Your objective:
Provide an exact reproduction of every entry.

Entries supplied:
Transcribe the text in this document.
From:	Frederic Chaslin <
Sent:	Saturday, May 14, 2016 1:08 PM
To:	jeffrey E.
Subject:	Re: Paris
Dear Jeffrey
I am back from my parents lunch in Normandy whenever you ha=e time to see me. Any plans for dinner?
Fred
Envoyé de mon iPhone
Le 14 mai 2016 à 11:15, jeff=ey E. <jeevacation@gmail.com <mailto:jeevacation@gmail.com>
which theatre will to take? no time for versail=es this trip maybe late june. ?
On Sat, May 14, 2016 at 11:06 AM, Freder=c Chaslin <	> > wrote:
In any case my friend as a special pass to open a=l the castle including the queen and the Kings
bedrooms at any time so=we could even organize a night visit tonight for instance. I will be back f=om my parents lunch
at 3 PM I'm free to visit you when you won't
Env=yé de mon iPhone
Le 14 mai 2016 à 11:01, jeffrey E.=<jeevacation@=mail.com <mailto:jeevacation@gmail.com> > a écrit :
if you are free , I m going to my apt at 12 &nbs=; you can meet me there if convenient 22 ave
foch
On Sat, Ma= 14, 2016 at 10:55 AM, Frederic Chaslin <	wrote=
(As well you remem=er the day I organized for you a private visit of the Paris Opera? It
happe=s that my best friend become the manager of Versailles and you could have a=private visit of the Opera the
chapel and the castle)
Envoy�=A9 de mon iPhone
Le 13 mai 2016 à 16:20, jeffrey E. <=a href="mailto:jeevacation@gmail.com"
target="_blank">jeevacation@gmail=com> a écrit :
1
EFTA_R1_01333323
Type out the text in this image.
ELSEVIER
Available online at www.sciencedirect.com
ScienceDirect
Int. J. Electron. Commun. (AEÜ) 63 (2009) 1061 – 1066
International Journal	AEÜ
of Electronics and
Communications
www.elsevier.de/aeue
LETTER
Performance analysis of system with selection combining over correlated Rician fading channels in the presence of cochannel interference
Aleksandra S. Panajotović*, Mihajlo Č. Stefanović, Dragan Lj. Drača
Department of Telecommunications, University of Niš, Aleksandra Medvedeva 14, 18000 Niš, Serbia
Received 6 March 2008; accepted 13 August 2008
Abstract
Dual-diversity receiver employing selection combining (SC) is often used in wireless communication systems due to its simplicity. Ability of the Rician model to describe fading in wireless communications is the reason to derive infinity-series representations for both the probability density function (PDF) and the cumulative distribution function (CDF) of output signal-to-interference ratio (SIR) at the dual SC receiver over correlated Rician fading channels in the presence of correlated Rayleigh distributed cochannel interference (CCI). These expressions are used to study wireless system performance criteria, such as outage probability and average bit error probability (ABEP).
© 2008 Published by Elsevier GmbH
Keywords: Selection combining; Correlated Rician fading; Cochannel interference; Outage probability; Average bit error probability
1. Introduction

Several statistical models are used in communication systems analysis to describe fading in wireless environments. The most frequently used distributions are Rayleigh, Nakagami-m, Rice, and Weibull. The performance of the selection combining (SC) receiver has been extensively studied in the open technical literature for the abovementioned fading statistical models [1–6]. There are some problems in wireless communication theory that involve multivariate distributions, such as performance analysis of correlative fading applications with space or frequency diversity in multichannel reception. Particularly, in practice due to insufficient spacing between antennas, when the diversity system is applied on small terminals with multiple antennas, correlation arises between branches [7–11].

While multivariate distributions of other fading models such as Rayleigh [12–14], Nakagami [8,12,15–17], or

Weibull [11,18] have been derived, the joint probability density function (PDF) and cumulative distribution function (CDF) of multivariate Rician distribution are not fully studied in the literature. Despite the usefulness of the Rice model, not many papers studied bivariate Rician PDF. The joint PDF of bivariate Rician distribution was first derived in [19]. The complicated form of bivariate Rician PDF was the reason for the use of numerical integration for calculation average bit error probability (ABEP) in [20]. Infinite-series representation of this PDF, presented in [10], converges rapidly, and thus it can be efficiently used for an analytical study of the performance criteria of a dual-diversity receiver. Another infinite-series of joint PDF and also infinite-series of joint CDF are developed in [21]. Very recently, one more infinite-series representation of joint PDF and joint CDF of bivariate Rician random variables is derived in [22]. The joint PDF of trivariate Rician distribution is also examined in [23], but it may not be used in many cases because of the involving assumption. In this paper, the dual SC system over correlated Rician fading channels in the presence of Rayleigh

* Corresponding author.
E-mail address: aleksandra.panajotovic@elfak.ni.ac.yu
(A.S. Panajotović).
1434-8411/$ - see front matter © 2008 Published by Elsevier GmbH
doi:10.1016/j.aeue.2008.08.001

Full output:
Transcribe the text in this document.
From:	Frederic Chaslin <
Sent:	Saturday, May 14, 2016 1:08 PM
To:	jeffrey E.
Subject:	Re: Paris
Dear Jeffrey
I am back from my parents lunch in Normandy whenever you ha=e time to see me. Any plans for dinner?
Fred
Envoyé de mon iPhone
Le 14 mai 2016 à 11:15, jeff=ey E. <jeevacation@gmail.com <mailto:jeevacation@gmail.com>
which theatre will to take? no time for versail=es this trip maybe late june. ?
On Sat, May 14, 2016 at 11:06 AM, Freder=c Chaslin <	> > wrote:
In any case my friend as a special pass to open a=l the castle including the queen and the Kings
bedrooms at any time so=we could even organize a night visit tonight for instance. I will be back f=om my parents lunch
at 3 PM I'm free to visit you when you won't
Env=yé de mon iPhone
Le 14 mai 2016 à 11:01, jeffrey E.=<jeevacation@=mail.com <mailto:jeevacation@gmail.com> > a écrit :
if you are free , I m going to my apt at 12 &nbs=; you can meet me there if convenient 22 ave
foch
On Sat, Ma= 14, 2016 at 10:55 AM, Frederic Chaslin <	wrote=
(As well you remem=er the day I organized for you a private visit of the Paris Opera? It
happe=s that my best friend become the manager of Versailles and you could have a=private visit of the Opera the
chapel and the castle)
Envoy�=A9 de mon iPhone
Le 13 mai 2016 à 16:20, jeffrey E. <=a href="mailto:jeevacation@gmail.com"
target="_blank">jeevacation@gmail=com> a écrit :
1
EFTA_R1_01333323
Type out the text in this image.
ELSEVIER
Available online at www.sciencedirect.com
ScienceDirect
Int. J. Electron. Commun. (AEÜ) 63 (2009) 1061 – 1066
International Journal	AEÜ
of Electronics and
Communications
www.elsevier.de/aeue
LETTER
Performance analysis of system with selection combining over correlated Rician fading channels in the presence of cochannel interference
Aleksandra S. Panajotović*, Mihajlo Č. Stefanović, Dragan Lj. Drača
Department of Telecommunications, University of Niš, Aleksandra Medvedeva 14, 18000 Niš, Serbia
Received 6 March 2008; accepted 13 August 2008
Abstract
Dual-diversity receiver employing selection combining (SC) is often used in wireless communication systems due to its simplicity. Ability of the Rician model to describe fading in wireless communications is the reason to derive infinity-series representations for both the probability density function (PDF) and the cumulative distribution function (CDF) of output signal-to-interference ratio (SIR) at the dual SC receiver over correlated Rician fading channels in the presence of correlated Rayleigh distributed cochannel interference (CCI). These expressions are used to study wireless system performance criteria, such as outage probability and average bit error probability (ABEP).
© 2008 Published by Elsevier GmbH
Keywords: Selection combining; Correlated Rician fading; Cochannel interference; Outage probability; Average bit error probability
1. Introduction

Several statistical models are used in communication systems analysis to describe fading in wireless environments. The most frequently used distributions are Rayleigh, Nakagami-m, Rice, and Weibull. The performance of the selection combining (SC) receiver has been extensively studied in the open technical literature for the abovementioned fading statistical models [1–6]. There are some problems in wireless communication theory that involve multivariate distributions, such as performance analysis of correlative fading applications with space or frequency diversity in multichannel reception. Particularly, in practice due to insufficient spacing between antennas, when the diversity system is applied on small terminals with multiple antennas, correlation arises between branches [7–11].

While multivariate distributions of other fading models such as Rayleigh [12–14], Nakagami [8,12,15–17], or

Weibull [11,18] have been derived, the joint probability density function (PDF) and cumulative distribution function (CDF) of multivariate Rician distribution are not fully studied in the literature. Despite the usefulness of the Rice model, not many papers studied bivariate Rician PDF. The joint PDF of bivariate Rician distribution was first derived in [19]. The complicated form of bivariate Rician PDF was the reason for the use of numerical integration for calculation average bit error probability (ABEP) in [20]. Infinite-series representation of this PDF, presented in [10], converges rapidly, and thus it can be efficiently used for an analytical study of the performance criteria of a dual-diversity receiver. Another infinite-series of joint PDF and also infinite-series of joint CDF are developed in [21]. Very recently, one more infinite-series representation of joint PDF and joint CDF of bivariate Rician random variables is derived in [22]. The joint PDF of trivariate Rician distribution is also examined in [23], but it may not be used in many cases because of the involving assumption. In this paper, the dual SC system over correlated Rician fading channels in the presence of Rayleigh

* Corresponding author.
E-mail address: aleksandra.panajotovic@elfak.ni.ac.yu
(A.S. Panajotović).
1434-8411/$ - see front matter © 2008 Published by Elsevier GmbH
doi:10.1016/j.aeue.2008.08.001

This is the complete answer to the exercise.